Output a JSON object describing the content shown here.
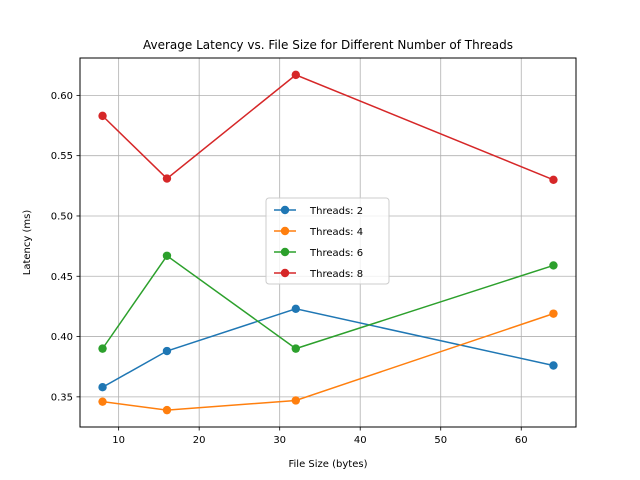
{
  "chart_data": {
    "type": "line",
    "title": "Average Latency vs. File Size for Different Number of Threads",
    "xlabel": "File Size (bytes)",
    "ylabel": "Latency (ms)",
    "xlim": [
      5.2,
      66.8
    ],
    "ylim": [
      0.325,
      0.631
    ],
    "xticks": [
      10,
      20,
      30,
      40,
      50,
      60
    ],
    "yticks": [
      0.35,
      0.4,
      0.45,
      0.5,
      0.55,
      0.6
    ],
    "ytick_labels": [
      "0.35",
      "0.40",
      "0.45",
      "0.50",
      "0.55",
      "0.60"
    ],
    "grid": true,
    "legend_position": "center",
    "x": [
      8,
      16,
      32,
      64
    ],
    "series": [
      {
        "name": "Threads: 2",
        "color": "#1f77b4",
        "values": [
          0.358,
          0.388,
          0.423,
          0.376
        ]
      },
      {
        "name": "Threads: 4",
        "color": "#ff7f0e",
        "values": [
          0.346,
          0.339,
          0.347,
          0.419
        ]
      },
      {
        "name": "Threads: 6",
        "color": "#2ca02c",
        "values": [
          0.39,
          0.467,
          0.39,
          0.459
        ]
      },
      {
        "name": "Threads: 8",
        "color": "#d62728",
        "values": [
          0.583,
          0.531,
          0.617,
          0.53
        ]
      }
    ]
  }
}
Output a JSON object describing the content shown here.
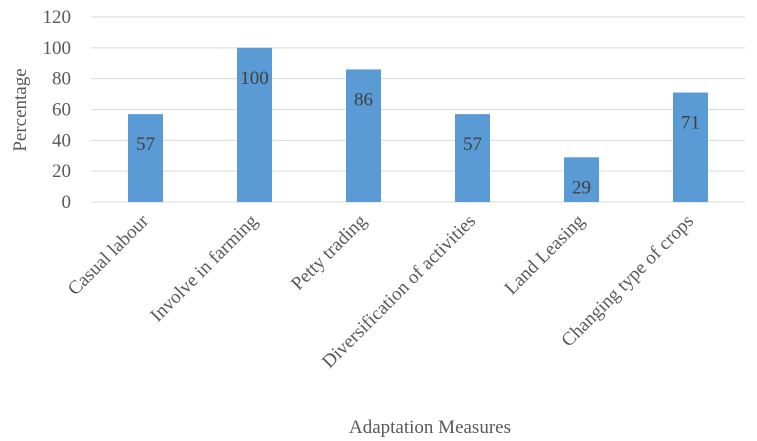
{
  "chart_data": {
    "type": "bar",
    "categories": [
      "Casual labour",
      "Involve in farming",
      "Petty trading",
      "Diversification of activities",
      "Land Leasing",
      "Changing type of crops"
    ],
    "values": [
      57,
      100,
      86,
      57,
      29,
      71
    ],
    "data_labels": [
      "57",
      "100",
      "86",
      "57",
      "29",
      "71"
    ],
    "xlabel": "Adaptation Measures",
    "ylabel": "Percentage",
    "ylim": [
      0,
      120
    ],
    "yticks": [
      0,
      20,
      40,
      60,
      80,
      100,
      120
    ],
    "ytick_labels": [
      "0",
      "20",
      "40",
      "60",
      "80",
      "100",
      "120"
    ],
    "grid": true,
    "legend": "none",
    "bar_color": "#5b9bd5",
    "grid_color": "#d9d9d9"
  }
}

### What is expected
The pictures in the entries should be left out; output everything else exactly.

### Response to the exercise
Output a JSON object describing the content shown here.
{
  "chart_data": {
    "type": "line",
    "title": "Average Latency vs. File Size for Different Number of Threads",
    "xlabel": "File Size (bytes)",
    "ylabel": "Latency (ms)",
    "xlim": [
      5.2,
      66.8
    ],
    "ylim": [
      0.325,
      0.631
    ],
    "xticks": [
      10,
      20,
      30,
      40,
      50,
      60
    ],
    "yticks": [
      0.35,
      0.4,
      0.45,
      0.5,
      0.55,
      0.6
    ],
    "ytick_labels": [
      "0.35",
      "0.40",
      "0.45",
      "0.50",
      "0.55",
      "0.60"
    ],
    "grid": true,
    "legend_position": "center",
    "x": [
      8,
      16,
      32,
      64
    ],
    "series": [
      {
        "name": "Threads: 2",
        "color": "#1f77b4",
        "values": [
          0.358,
          0.388,
          0.423,
          0.376
        ]
      },
      {
        "name": "Threads: 4",
        "color": "#ff7f0e",
        "values": [
          0.346,
          0.339,
          0.347,
          0.419
        ]
      },
      {
        "name": "Threads: 6",
        "color": "#2ca02c",
        "values": [
          0.39,
          0.467,
          0.39,
          0.459
        ]
      },
      {
        "name": "Threads: 8",
        "color": "#d62728",
        "values": [
          0.583,
          0.531,
          0.617,
          0.53
        ]
      }
    ]
  }
}
Output a JSON object describing the content shown here.
{
  "chart_data": {
    "type": "bar",
    "categories": [
      "Casual labour",
      "Involve in farming",
      "Petty trading",
      "Diversification of activities",
      "Land Leasing",
      "Changing type of crops"
    ],
    "values": [
      57,
      100,
      86,
      57,
      29,
      71
    ],
    "data_labels": [
      "57",
      "100",
      "86",
      "57",
      "29",
      "71"
    ],
    "xlabel": "Adaptation Measures",
    "ylabel": "Percentage",
    "ylim": [
      0,
      120
    ],
    "yticks": [
      0,
      20,
      40,
      60,
      80,
      100,
      120
    ],
    "ytick_labels": [
      "0",
      "20",
      "40",
      "60",
      "80",
      "100",
      "120"
    ],
    "grid": true,
    "legend": "none",
    "bar_color": "#5b9bd5",
    "grid_color": "#d9d9d9"
  }
}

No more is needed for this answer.